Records
** BEGIN **

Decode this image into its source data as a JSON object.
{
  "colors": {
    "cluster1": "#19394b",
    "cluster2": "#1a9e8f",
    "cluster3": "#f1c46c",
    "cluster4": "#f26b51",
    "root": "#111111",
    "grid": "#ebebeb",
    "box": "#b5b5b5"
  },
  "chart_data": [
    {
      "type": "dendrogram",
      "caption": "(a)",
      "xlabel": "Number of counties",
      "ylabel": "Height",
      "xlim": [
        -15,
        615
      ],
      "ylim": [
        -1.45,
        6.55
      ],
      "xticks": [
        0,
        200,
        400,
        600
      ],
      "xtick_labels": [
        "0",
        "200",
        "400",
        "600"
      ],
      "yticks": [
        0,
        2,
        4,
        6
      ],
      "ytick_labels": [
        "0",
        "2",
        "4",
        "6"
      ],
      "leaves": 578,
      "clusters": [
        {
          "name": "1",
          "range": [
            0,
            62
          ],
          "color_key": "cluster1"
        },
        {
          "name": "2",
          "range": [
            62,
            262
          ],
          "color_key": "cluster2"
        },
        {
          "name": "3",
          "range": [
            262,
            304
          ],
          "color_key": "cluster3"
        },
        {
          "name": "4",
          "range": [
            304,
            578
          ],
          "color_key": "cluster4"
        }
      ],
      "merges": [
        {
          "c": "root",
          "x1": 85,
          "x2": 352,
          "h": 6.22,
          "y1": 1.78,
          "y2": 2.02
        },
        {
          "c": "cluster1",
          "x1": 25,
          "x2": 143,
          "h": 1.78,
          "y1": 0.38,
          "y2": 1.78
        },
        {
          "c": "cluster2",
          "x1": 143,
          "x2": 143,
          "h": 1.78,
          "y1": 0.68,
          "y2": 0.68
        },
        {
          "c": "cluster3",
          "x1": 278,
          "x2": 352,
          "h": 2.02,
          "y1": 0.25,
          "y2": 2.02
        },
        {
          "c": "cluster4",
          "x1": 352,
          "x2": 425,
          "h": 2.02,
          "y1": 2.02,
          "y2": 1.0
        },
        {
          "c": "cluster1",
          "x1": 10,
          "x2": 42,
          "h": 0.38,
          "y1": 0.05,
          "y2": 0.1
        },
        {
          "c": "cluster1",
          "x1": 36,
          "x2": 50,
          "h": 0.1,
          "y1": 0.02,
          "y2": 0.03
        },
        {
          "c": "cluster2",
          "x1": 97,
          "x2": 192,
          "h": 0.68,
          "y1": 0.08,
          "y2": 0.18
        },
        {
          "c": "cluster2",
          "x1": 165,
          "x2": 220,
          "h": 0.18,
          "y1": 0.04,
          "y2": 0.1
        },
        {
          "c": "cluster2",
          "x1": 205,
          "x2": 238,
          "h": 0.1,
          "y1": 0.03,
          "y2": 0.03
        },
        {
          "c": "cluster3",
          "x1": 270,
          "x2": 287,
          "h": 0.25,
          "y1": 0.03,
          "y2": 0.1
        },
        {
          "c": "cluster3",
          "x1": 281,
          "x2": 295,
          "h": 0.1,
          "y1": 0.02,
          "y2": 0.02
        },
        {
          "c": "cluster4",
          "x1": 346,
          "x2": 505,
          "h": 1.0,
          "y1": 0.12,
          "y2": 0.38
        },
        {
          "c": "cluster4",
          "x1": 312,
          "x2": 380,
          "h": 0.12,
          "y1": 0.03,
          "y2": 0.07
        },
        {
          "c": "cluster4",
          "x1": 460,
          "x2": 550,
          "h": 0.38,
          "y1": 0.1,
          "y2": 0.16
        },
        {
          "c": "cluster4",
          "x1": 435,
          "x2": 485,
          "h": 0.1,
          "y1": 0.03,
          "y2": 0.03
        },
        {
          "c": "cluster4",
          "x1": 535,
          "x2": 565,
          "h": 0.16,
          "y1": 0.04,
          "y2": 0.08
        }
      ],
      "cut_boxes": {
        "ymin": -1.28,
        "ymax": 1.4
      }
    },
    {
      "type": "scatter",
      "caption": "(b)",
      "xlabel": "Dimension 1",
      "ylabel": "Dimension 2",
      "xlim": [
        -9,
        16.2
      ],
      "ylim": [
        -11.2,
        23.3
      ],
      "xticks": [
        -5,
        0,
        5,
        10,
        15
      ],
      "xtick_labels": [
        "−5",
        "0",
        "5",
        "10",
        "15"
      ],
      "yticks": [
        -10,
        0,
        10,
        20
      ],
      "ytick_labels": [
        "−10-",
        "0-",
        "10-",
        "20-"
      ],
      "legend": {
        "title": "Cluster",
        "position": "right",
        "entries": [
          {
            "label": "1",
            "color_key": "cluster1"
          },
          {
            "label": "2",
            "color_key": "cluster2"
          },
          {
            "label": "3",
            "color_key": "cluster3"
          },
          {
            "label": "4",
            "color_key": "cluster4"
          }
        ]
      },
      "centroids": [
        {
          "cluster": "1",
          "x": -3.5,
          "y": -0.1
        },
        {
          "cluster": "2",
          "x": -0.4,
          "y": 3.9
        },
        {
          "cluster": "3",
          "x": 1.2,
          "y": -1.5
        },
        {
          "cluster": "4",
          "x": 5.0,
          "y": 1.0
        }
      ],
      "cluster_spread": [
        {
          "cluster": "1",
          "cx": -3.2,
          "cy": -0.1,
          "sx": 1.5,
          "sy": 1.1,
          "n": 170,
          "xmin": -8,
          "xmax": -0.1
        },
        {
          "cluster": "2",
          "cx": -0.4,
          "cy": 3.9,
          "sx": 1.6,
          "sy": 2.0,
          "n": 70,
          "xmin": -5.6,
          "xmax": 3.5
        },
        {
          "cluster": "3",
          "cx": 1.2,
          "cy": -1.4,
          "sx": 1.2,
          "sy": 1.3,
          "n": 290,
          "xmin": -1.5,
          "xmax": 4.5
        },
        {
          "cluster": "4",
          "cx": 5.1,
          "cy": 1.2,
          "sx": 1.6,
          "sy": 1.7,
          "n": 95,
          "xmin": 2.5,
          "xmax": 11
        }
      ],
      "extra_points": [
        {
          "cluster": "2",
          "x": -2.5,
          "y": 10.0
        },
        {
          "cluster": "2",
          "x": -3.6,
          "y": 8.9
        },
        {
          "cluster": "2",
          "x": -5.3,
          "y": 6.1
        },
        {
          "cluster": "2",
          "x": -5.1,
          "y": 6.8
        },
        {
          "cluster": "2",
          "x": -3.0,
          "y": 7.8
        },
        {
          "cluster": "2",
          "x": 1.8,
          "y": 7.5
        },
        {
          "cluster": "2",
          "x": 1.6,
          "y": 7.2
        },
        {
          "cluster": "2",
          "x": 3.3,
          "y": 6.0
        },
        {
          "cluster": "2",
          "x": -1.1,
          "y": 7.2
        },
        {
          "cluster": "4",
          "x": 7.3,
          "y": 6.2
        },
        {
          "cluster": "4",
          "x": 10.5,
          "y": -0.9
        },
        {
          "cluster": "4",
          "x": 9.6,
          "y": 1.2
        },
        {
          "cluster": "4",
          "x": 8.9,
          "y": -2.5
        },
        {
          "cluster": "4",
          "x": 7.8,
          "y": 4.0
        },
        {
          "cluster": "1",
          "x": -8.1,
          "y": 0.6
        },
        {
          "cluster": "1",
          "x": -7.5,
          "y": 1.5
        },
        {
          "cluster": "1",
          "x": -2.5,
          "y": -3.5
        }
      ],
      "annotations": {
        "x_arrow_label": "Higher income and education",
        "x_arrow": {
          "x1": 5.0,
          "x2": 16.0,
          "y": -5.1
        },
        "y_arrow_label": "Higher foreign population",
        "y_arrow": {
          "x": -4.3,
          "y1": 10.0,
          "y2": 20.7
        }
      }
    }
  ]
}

** END **

--- THE TASK ---
Show every line in the records above that contains the word "Dimension".

--- FULL SOLUTION ---
      "xlabel": "Dimension 1",
      "ylabel": "Dimension 2",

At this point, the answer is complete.